§ LISTING:
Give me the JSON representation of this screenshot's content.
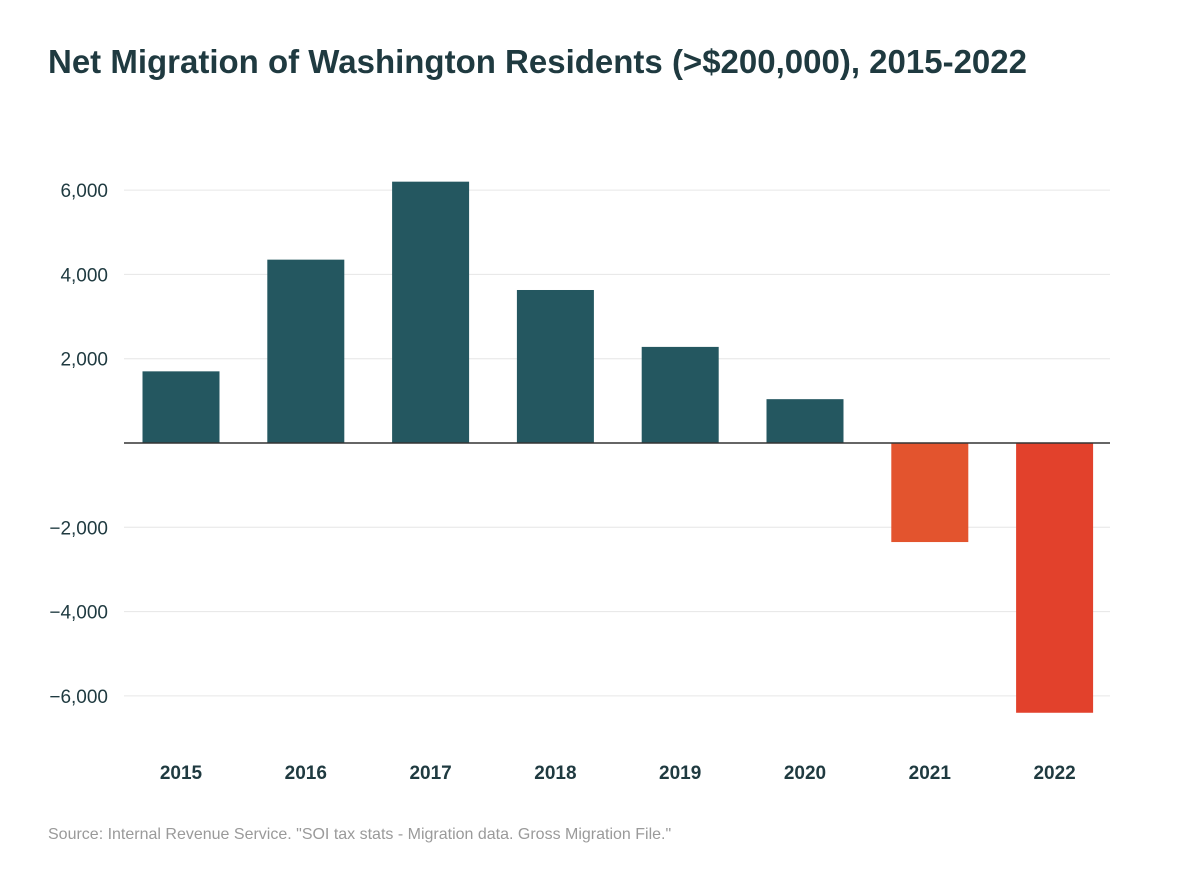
{
  "chart_data": {
    "type": "bar",
    "title": "Net Migration of Washington Residents (>$200,000), 2015-2022",
    "categories": [
      "2015",
      "2016",
      "2017",
      "2018",
      "2019",
      "2020",
      "2021",
      "2022"
    ],
    "values": [
      1700,
      4350,
      6200,
      3630,
      2280,
      1040,
      -2350,
      -6400
    ],
    "ylim": [
      -6500,
      6500
    ],
    "yticks": [
      6000,
      4000,
      2000,
      -2000,
      -4000,
      -6000
    ],
    "ytick_labels": [
      "6,000",
      "4,000",
      "2,000",
      "−2,000",
      "−4,000",
      "−6,000"
    ],
    "xlabel": "",
    "ylabel": "",
    "grid": true,
    "colors": {
      "positive": "#245760",
      "2021": "#e3542e",
      "2022": "#e2412c",
      "grid": "#e6e6e6",
      "axis": "#333333"
    },
    "source": "Source: Internal Revenue Service. \"SOI tax stats - Migration data. Gross Migration File.\""
  }
}
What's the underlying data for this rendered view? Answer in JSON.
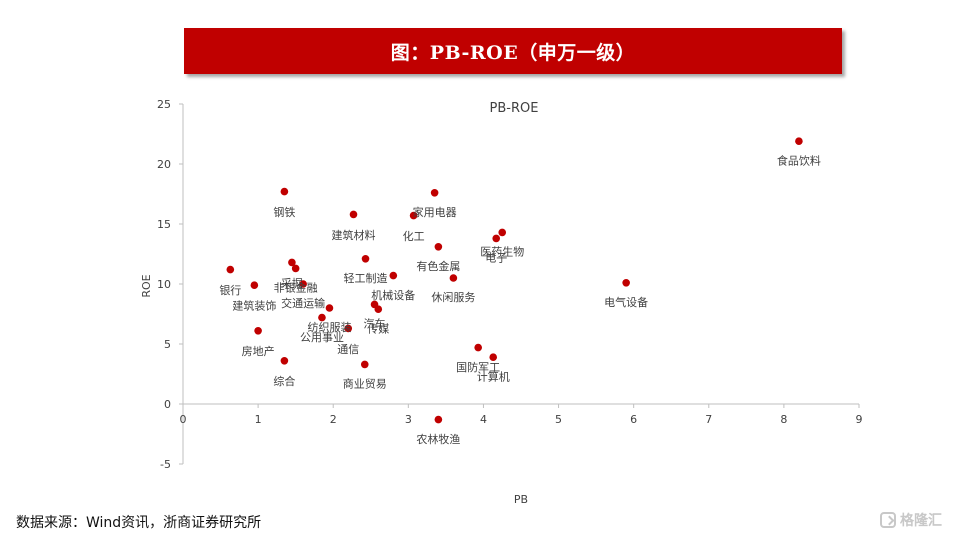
{
  "banner": {
    "title": "图：PB-ROE（申万一级）"
  },
  "source_note": "数据来源：Wind资讯，浙商证券研究所",
  "watermark": {
    "text": "格隆汇"
  },
  "colors": {
    "accent": "#c00000",
    "point": "#c00000",
    "axis": "#bfbfbf",
    "text": "#404040"
  },
  "chart_data": {
    "type": "scatter",
    "title": "PB-ROE",
    "xlabel": "PB",
    "ylabel": "ROE",
    "xlim": [
      0,
      9
    ],
    "ylim": [
      -5,
      25
    ],
    "xticks": [
      0,
      1,
      2,
      3,
      4,
      5,
      6,
      7,
      8,
      9
    ],
    "yticks": [
      -5,
      0,
      5,
      10,
      15,
      20,
      25
    ],
    "grid": false,
    "legend": "none",
    "points": [
      {
        "label": "食品饮料",
        "x": 8.2,
        "y": 21.9,
        "lx": 0,
        "ly": 1.6
      },
      {
        "label": "钢铁",
        "x": 1.35,
        "y": 17.7,
        "lx": 0,
        "ly": 1.7
      },
      {
        "label": "家用电器",
        "x": 3.35,
        "y": 17.6,
        "lx": 0,
        "ly": 1.6
      },
      {
        "label": "建筑材料",
        "x": 2.27,
        "y": 15.8,
        "lx": 0,
        "ly": 1.7
      },
      {
        "label": "化工",
        "x": 3.07,
        "y": 15.7,
        "lx": 0,
        "ly": 1.7
      },
      {
        "label": "医药生物",
        "x": 4.25,
        "y": 14.3,
        "lx": 0,
        "ly": 1.6
      },
      {
        "label": "电子",
        "x": 4.17,
        "y": 13.8,
        "lx": 0,
        "ly": 1.6
      },
      {
        "label": "有色金属",
        "x": 3.4,
        "y": 13.1,
        "lx": 0,
        "ly": 1.6
      },
      {
        "label": "采掘",
        "x": 1.45,
        "y": 11.8,
        "lx": 0,
        "ly": 1.7
      },
      {
        "label": "轻工制造",
        "x": 2.43,
        "y": 12.1,
        "lx": 0,
        "ly": 1.6
      },
      {
        "label": "非银金融",
        "x": 1.5,
        "y": 11.3,
        "lx": 0,
        "ly": 1.6
      },
      {
        "label": "银行",
        "x": 0.63,
        "y": 11.2,
        "lx": 0,
        "ly": 1.7
      },
      {
        "label": "机械设备",
        "x": 2.8,
        "y": 10.7,
        "lx": 0,
        "ly": 1.6
      },
      {
        "label": "休闲服务",
        "x": 3.6,
        "y": 10.5,
        "lx": 0,
        "ly": 1.6
      },
      {
        "label": "电气设备",
        "x": 5.9,
        "y": 10.1,
        "lx": 0,
        "ly": 1.6
      },
      {
        "label": "交通运输",
        "x": 1.6,
        "y": 10.0,
        "lx": 0,
        "ly": 1.6
      },
      {
        "label": "建筑装饰",
        "x": 0.95,
        "y": 9.9,
        "lx": 0,
        "ly": 1.7
      },
      {
        "label": "汽车",
        "x": 2.55,
        "y": 8.3,
        "lx": 0,
        "ly": 1.6
      },
      {
        "label": "传媒",
        "x": 2.6,
        "y": 7.9,
        "lx": 0,
        "ly": 1.6
      },
      {
        "label": "纺织服装",
        "x": 1.95,
        "y": 8.0,
        "lx": 0,
        "ly": 1.6
      },
      {
        "label": "公用事业",
        "x": 1.85,
        "y": 7.2,
        "lx": 0,
        "ly": 1.6
      },
      {
        "label": "通信",
        "x": 2.2,
        "y": 6.3,
        "lx": 0,
        "ly": 1.7
      },
      {
        "label": "房地产",
        "x": 1.0,
        "y": 6.1,
        "lx": 0,
        "ly": 1.7
      },
      {
        "label": "国防军工",
        "x": 3.93,
        "y": 4.7,
        "lx": 0,
        "ly": 1.6
      },
      {
        "label": "计算机",
        "x": 4.13,
        "y": 3.9,
        "lx": 0,
        "ly": 1.6
      },
      {
        "label": "综合",
        "x": 1.35,
        "y": 3.6,
        "lx": 0,
        "ly": 1.7
      },
      {
        "label": "商业贸易",
        "x": 2.42,
        "y": 3.3,
        "lx": 0,
        "ly": 1.6
      },
      {
        "label": "农林牧渔",
        "x": 3.4,
        "y": -1.3,
        "lx": 0,
        "ly": 1.6
      }
    ]
  }
}
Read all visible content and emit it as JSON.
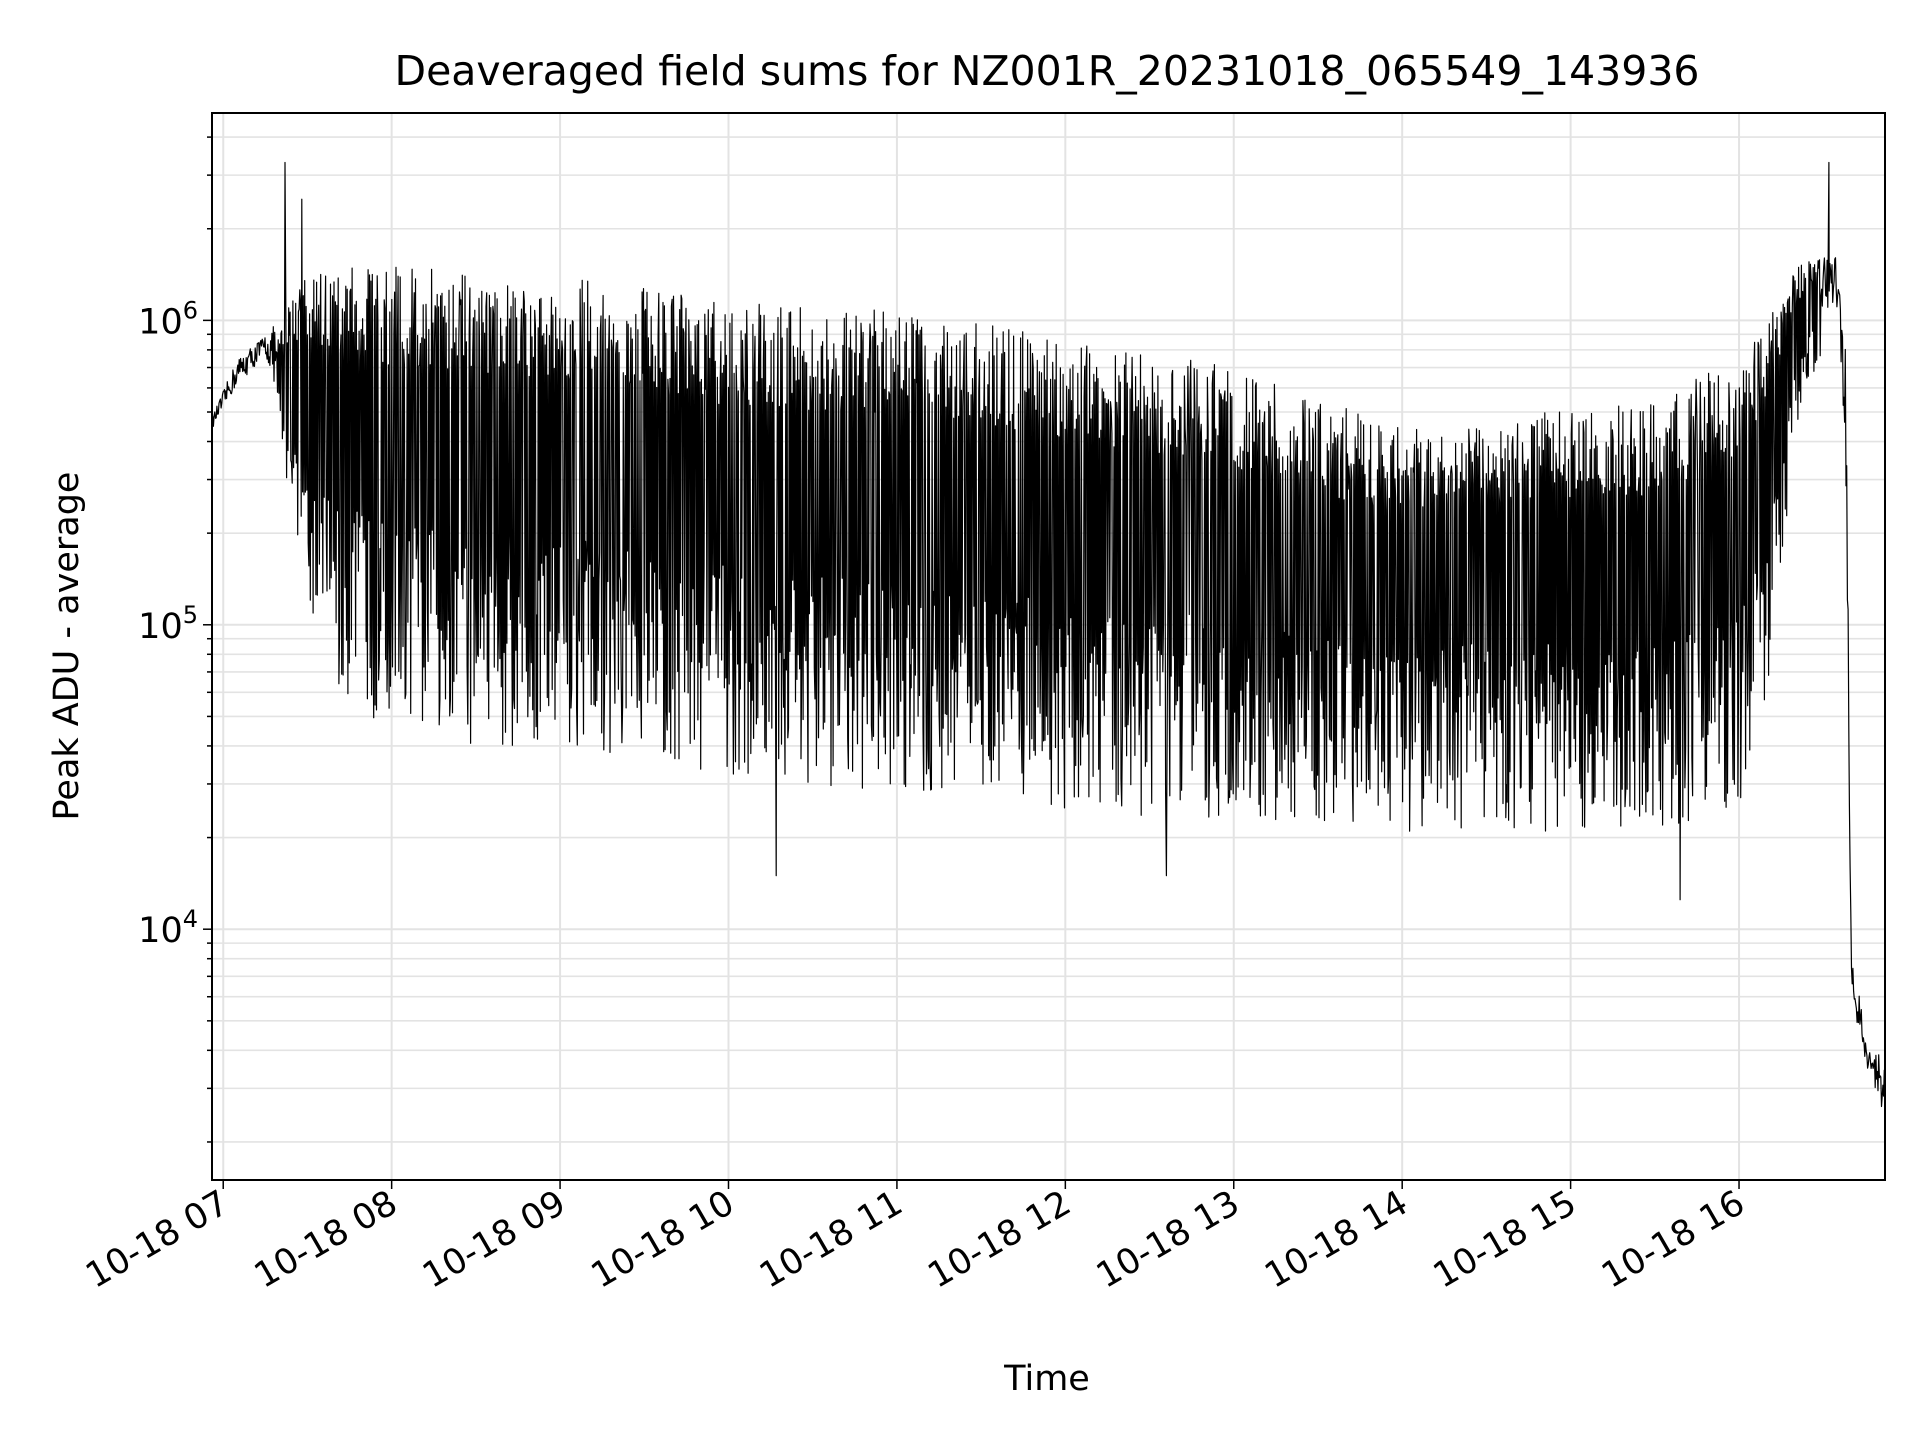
{
  "chart_data": {
    "type": "line",
    "title": "Deaveraged field sums for NZ001R_20231018_065549_143936",
    "xlabel": "Time",
    "ylabel": "Peak ADU - average",
    "x_scale": "time",
    "y_scale": "log",
    "xlim": [
      "2023-10-18 06:56",
      "2023-10-18 16:52"
    ],
    "ylim": [
      1500,
      4800000
    ],
    "grid": true,
    "line_color": "#000000",
    "x_ticks": [
      {
        "t": "2023-10-18 07:00",
        "label": "10-18 07"
      },
      {
        "t": "2023-10-18 08:00",
        "label": "10-18 08"
      },
      {
        "t": "2023-10-18 09:00",
        "label": "10-18 09"
      },
      {
        "t": "2023-10-18 10:00",
        "label": "10-18 10"
      },
      {
        "t": "2023-10-18 11:00",
        "label": "10-18 11"
      },
      {
        "t": "2023-10-18 12:00",
        "label": "10-18 12"
      },
      {
        "t": "2023-10-18 13:00",
        "label": "10-18 13"
      },
      {
        "t": "2023-10-18 14:00",
        "label": "10-18 14"
      },
      {
        "t": "2023-10-18 15:00",
        "label": "10-18 15"
      },
      {
        "t": "2023-10-18 16:00",
        "label": "10-18 16"
      }
    ],
    "y_ticks": [
      {
        "value": 10000,
        "base": "10",
        "exp": "4"
      },
      {
        "value": 100000,
        "base": "10",
        "exp": "5"
      },
      {
        "value": 1000000,
        "base": "10",
        "exp": "6"
      }
    ],
    "envelope": [
      {
        "t": "2023-10-18 06:56",
        "low": 420000,
        "high": 480000
      },
      {
        "t": "2023-10-18 07:05",
        "low": 550000,
        "high": 750000
      },
      {
        "t": "2023-10-18 07:15",
        "low": 700000,
        "high": 900000
      },
      {
        "t": "2023-10-18 07:20",
        "low": 400000,
        "high": 1000000
      },
      {
        "t": "2023-10-18 07:30",
        "low": 120000,
        "high": 1400000
      },
      {
        "t": "2023-10-18 07:40",
        "low": 60000,
        "high": 1500000
      },
      {
        "t": "2023-10-18 08:00",
        "low": 45000,
        "high": 1500000
      },
      {
        "t": "2023-10-18 08:30",
        "low": 40000,
        "high": 1450000
      },
      {
        "t": "2023-10-18 09:00",
        "low": 40000,
        "high": 1400000
      },
      {
        "t": "2023-10-18 09:30",
        "low": 35000,
        "high": 1300000
      },
      {
        "t": "2023-10-18 10:00",
        "low": 32000,
        "high": 1150000
      },
      {
        "t": "2023-10-18 10:30",
        "low": 30000,
        "high": 1100000
      },
      {
        "t": "2023-10-18 11:00",
        "low": 28000,
        "high": 1100000
      },
      {
        "t": "2023-10-18 11:30",
        "low": 28000,
        "high": 1000000
      },
      {
        "t": "2023-10-18 12:00",
        "low": 25000,
        "high": 900000
      },
      {
        "t": "2023-10-18 12:30",
        "low": 23000,
        "high": 800000
      },
      {
        "t": "2023-10-18 13:00",
        "low": 22000,
        "high": 700000
      },
      {
        "t": "2023-10-18 13:30",
        "low": 22000,
        "high": 550000
      },
      {
        "t": "2023-10-18 14:00",
        "low": 21000,
        "high": 450000
      },
      {
        "t": "2023-10-18 14:30",
        "low": 21000,
        "high": 500000
      },
      {
        "t": "2023-10-18 15:00",
        "low": 21000,
        "high": 500000
      },
      {
        "t": "2023-10-18 15:30",
        "low": 21000,
        "high": 550000
      },
      {
        "t": "2023-10-18 16:00",
        "low": 25000,
        "high": 750000
      },
      {
        "t": "2023-10-18 16:10",
        "low": 60000,
        "high": 1000000
      },
      {
        "t": "2023-10-18 16:20",
        "low": 400000,
        "high": 1500000
      },
      {
        "t": "2023-10-18 16:30",
        "low": 800000,
        "high": 1700000
      },
      {
        "t": "2023-10-18 16:35",
        "low": 900000,
        "high": 1600000
      },
      {
        "t": "2023-10-18 16:38",
        "low": 300000,
        "high": 800000
      },
      {
        "t": "2023-10-18 16:40",
        "low": 5000,
        "high": 8000
      },
      {
        "t": "2023-10-18 16:45",
        "low": 3000,
        "high": 5000
      },
      {
        "t": "2023-10-18 16:52",
        "low": 2000,
        "high": 3500
      }
    ],
    "spikes": [
      {
        "t": "2023-10-18 07:22",
        "value": 3300000
      },
      {
        "t": "2023-10-18 07:28",
        "value": 2500000
      },
      {
        "t": "2023-10-18 16:32",
        "value": 3300000
      }
    ],
    "dips": [
      {
        "t": "2023-10-18 10:17",
        "value": 15000
      },
      {
        "t": "2023-10-18 12:36",
        "value": 15000
      },
      {
        "t": "2023-10-18 15:39",
        "value": 12500
      }
    ]
  }
}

§ EXERCISE REQUIREMENTS: Track down every line with the word "grid" and copy it.

§ TASK SOLUTION:
    "grid": true,
      "grid": "#e6e6e6",
    "grid": false,
    "grid": true,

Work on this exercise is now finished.